Written request.
Filter the records below for the word "name". Copy each line that holds it.

Data records
....

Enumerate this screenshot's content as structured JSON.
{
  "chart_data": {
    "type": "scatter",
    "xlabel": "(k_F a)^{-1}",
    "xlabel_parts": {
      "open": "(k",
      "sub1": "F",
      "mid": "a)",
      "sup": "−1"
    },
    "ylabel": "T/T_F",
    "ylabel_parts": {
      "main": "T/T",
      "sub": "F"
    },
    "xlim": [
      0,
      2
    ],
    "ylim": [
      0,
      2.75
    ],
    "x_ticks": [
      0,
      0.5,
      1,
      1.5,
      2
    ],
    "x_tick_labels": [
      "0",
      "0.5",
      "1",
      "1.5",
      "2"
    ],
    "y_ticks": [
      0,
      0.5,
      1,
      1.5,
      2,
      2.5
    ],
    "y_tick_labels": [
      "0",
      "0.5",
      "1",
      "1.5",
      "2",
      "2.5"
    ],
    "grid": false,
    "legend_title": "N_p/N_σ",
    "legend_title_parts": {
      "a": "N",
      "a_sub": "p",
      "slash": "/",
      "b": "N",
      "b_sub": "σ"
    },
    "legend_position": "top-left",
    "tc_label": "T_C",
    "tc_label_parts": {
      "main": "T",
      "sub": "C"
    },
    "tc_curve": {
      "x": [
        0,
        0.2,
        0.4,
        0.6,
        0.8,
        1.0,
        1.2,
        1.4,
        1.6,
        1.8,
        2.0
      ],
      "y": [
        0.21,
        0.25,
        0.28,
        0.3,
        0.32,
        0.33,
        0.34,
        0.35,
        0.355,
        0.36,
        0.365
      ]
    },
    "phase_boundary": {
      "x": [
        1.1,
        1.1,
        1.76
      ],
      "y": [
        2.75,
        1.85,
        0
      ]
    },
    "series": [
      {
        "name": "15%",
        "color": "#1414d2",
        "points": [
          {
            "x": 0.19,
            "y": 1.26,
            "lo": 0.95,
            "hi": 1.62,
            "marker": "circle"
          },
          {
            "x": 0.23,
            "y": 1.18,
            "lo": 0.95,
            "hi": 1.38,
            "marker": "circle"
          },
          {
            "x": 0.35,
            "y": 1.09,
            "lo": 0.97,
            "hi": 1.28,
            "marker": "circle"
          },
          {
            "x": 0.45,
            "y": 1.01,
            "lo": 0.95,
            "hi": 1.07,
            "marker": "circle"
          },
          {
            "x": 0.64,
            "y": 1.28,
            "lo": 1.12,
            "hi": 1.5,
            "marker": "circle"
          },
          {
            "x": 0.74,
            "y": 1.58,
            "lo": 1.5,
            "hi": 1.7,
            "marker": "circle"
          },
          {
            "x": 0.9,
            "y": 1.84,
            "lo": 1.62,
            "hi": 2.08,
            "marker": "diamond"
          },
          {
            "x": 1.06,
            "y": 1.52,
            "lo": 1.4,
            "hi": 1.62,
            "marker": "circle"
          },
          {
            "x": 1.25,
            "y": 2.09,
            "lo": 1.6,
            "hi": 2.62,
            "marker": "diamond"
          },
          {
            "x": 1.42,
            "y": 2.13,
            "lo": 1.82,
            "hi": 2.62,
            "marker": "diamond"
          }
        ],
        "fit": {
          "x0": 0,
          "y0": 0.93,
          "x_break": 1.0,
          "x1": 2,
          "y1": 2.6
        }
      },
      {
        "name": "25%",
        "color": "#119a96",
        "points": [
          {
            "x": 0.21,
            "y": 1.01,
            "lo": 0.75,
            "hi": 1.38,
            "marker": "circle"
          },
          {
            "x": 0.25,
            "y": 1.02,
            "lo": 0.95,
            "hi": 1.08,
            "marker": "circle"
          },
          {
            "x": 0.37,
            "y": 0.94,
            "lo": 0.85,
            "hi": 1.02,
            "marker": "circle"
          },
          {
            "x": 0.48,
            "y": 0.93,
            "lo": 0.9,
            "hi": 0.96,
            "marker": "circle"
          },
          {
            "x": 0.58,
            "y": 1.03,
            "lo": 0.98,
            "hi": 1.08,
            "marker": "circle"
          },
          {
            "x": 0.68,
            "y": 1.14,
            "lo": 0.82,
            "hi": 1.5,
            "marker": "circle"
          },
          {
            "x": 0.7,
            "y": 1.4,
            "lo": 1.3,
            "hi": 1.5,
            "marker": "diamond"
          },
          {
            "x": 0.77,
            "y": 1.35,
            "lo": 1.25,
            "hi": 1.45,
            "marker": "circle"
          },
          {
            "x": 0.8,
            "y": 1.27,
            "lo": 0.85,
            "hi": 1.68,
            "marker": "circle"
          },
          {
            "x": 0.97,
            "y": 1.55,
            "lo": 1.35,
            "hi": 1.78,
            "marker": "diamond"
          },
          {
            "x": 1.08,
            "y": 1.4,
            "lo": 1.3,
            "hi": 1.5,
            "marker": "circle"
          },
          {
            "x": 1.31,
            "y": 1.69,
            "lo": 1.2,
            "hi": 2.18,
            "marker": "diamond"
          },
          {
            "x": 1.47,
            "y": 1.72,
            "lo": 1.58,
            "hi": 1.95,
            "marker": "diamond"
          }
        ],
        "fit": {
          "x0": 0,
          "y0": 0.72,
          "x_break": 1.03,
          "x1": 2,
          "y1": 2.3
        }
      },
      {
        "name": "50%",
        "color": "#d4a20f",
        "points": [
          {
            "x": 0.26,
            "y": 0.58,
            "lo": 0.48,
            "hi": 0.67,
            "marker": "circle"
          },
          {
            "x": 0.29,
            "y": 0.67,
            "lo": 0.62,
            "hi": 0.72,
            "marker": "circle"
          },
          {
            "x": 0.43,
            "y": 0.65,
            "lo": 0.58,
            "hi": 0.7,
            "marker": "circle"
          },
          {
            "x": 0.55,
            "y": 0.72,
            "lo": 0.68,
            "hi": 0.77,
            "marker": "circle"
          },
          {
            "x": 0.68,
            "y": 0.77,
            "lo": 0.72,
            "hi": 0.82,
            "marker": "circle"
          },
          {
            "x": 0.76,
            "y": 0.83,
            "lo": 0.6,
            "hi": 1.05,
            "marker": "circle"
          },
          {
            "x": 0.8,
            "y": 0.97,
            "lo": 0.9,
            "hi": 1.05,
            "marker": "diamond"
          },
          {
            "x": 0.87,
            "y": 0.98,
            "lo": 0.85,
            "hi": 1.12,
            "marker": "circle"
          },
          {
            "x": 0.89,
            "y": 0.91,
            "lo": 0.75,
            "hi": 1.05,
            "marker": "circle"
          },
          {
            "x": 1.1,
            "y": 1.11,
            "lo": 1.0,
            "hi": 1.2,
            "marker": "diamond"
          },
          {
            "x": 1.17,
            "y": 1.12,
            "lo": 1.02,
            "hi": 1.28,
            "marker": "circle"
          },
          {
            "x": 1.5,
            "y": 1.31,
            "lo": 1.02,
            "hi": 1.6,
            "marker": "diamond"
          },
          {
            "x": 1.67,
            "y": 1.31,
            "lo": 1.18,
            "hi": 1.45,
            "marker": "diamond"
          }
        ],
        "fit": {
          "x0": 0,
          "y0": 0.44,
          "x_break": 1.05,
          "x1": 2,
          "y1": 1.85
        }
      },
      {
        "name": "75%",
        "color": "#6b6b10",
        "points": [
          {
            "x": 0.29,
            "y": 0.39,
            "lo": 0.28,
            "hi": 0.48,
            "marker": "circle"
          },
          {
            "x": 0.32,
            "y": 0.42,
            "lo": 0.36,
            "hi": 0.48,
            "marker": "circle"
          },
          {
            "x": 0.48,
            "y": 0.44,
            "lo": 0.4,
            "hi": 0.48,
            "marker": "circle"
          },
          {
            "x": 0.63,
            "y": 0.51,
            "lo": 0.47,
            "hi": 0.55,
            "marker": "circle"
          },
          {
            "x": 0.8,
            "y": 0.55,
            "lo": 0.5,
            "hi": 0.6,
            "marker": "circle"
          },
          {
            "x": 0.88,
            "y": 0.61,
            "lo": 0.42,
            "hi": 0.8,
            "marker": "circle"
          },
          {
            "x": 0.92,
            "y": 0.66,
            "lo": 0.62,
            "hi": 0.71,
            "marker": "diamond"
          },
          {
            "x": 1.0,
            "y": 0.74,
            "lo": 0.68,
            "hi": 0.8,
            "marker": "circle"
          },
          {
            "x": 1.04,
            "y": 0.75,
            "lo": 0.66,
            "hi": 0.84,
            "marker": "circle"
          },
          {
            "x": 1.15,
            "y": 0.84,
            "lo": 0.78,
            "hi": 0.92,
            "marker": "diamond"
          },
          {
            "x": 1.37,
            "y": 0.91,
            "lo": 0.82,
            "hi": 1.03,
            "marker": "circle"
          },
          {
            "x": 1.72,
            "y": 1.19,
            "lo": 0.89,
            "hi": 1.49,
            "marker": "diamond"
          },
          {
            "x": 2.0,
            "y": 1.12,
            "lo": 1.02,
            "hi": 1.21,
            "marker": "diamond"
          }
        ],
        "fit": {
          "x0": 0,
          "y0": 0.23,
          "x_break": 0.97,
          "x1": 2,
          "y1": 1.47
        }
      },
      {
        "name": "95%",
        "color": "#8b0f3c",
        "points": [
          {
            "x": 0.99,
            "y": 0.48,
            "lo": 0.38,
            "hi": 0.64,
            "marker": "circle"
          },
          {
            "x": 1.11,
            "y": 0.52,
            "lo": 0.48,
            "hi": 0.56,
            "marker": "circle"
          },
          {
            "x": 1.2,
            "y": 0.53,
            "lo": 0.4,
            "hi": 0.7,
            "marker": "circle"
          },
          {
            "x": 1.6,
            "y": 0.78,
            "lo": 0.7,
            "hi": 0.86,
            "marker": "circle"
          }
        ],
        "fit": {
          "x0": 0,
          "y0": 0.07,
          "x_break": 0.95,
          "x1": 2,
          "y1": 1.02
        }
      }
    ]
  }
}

....

Solution to the exercise.
        "name": "15%",
        "name": "25%",
        "name": "50%",
        "name": "75%",
        "name": "95%",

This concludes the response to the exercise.